[Transcribed page data]
╭──
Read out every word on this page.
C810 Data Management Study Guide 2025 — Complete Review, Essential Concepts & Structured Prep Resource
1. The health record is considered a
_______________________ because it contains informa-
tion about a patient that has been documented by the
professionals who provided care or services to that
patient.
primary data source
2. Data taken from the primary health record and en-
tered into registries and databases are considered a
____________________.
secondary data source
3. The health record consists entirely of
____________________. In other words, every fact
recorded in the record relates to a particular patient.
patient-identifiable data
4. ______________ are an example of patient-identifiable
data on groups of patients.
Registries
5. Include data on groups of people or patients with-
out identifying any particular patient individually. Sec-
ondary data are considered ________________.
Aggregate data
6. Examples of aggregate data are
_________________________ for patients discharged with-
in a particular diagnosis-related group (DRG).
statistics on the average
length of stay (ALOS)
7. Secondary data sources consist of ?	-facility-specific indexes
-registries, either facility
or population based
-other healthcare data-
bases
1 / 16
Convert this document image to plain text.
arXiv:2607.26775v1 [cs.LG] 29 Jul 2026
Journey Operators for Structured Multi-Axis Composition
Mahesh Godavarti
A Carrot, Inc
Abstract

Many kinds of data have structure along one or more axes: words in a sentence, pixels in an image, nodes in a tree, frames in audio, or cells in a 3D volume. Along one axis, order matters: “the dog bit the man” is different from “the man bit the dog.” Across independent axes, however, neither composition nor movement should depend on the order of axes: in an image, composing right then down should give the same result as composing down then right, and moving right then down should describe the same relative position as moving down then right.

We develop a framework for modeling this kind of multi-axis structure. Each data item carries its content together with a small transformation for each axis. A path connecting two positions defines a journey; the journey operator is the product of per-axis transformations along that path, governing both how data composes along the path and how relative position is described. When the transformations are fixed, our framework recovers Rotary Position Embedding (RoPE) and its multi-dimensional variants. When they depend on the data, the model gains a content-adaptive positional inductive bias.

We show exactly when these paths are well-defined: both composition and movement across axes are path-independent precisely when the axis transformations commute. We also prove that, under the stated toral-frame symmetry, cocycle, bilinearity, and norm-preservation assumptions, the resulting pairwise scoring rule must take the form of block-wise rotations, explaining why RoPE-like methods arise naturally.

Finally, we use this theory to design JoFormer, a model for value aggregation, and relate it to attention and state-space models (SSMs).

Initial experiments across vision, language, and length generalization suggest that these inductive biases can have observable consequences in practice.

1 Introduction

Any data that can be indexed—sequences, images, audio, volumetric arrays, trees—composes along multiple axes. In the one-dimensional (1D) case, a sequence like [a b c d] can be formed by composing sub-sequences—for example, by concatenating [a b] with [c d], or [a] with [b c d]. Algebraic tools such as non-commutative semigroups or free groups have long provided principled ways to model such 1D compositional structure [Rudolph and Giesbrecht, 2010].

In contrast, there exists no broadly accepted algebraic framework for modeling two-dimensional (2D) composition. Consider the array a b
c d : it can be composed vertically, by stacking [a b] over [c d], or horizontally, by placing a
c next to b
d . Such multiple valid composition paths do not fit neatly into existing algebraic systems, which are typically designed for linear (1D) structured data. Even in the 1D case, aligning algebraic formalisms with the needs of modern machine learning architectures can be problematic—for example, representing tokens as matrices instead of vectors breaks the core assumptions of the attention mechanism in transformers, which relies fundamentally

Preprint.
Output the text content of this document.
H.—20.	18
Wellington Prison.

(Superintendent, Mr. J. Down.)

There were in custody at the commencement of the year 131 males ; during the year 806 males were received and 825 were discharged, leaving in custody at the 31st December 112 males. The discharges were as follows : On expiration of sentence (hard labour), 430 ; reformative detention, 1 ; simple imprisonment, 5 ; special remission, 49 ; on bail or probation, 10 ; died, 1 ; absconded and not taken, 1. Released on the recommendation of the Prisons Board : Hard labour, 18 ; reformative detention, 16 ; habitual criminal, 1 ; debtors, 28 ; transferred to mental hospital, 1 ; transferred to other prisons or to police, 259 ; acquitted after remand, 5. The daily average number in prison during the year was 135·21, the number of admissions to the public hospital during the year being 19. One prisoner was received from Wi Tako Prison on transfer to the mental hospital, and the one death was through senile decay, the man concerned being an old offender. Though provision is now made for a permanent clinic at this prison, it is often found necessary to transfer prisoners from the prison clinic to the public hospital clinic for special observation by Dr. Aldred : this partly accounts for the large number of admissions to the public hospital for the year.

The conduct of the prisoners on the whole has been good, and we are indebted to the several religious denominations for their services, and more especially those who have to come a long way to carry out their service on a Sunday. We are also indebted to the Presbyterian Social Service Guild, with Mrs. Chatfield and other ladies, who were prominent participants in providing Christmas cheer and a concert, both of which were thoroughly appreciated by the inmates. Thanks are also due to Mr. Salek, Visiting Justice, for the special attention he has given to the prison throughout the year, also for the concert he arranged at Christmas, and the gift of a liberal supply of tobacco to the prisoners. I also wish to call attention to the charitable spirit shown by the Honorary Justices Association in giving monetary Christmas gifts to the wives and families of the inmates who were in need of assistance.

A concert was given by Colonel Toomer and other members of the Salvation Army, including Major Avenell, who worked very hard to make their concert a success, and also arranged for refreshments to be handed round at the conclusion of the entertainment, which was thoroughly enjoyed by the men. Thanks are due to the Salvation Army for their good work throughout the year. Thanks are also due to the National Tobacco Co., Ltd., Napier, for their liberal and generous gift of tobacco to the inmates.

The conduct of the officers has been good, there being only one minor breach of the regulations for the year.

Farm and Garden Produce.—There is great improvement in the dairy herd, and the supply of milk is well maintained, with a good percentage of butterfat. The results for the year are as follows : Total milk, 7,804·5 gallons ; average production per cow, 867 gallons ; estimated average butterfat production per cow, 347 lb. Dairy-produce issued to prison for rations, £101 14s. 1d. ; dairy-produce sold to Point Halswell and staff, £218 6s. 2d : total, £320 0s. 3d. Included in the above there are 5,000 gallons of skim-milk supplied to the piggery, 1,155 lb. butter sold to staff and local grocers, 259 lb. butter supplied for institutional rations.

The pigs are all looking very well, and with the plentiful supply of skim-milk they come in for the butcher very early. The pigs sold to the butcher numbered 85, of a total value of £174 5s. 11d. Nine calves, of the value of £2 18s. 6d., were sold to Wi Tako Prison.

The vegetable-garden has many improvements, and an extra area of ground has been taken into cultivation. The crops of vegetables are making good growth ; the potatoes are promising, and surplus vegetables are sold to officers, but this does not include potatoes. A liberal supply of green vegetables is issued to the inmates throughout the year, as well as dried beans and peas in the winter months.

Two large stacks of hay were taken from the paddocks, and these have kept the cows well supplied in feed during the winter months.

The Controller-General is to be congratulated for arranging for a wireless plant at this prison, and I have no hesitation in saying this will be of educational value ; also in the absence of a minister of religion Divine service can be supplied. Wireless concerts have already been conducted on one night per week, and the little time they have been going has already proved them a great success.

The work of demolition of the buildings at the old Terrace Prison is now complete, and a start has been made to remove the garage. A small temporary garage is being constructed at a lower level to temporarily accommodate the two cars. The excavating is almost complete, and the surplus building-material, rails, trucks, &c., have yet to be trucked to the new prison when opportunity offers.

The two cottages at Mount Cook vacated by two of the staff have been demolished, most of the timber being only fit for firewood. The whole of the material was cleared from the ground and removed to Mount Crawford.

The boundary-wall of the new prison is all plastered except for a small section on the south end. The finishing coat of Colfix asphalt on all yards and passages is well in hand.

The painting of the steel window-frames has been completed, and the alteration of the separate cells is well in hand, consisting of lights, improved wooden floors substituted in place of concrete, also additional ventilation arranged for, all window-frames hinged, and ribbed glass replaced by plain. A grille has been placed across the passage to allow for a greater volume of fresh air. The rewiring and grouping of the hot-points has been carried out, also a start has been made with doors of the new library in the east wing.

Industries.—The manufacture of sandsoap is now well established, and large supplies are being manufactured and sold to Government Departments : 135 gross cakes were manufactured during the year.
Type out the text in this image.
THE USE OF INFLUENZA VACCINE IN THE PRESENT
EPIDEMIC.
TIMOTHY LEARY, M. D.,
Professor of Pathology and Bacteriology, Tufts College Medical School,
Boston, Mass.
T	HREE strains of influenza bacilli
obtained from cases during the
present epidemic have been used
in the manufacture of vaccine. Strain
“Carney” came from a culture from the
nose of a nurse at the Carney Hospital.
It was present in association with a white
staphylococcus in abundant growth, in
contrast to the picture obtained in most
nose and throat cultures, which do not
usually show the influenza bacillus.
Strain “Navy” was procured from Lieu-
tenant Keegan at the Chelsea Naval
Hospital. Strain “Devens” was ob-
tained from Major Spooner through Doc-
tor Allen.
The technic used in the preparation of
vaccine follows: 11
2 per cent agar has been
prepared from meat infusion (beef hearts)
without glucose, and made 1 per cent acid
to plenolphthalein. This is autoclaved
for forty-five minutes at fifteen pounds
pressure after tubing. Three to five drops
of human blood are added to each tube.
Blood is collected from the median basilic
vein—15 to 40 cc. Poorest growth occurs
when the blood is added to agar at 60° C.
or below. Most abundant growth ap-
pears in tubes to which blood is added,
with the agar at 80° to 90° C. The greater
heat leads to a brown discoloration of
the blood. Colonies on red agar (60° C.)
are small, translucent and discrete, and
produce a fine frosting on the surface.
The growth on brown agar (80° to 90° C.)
╰──
Problem to work on> Pick out each line above that includes "five" and show it.

Solution for this task>
for forty-five minutes at fifteen pounds
pressure after tubing. Three to five drops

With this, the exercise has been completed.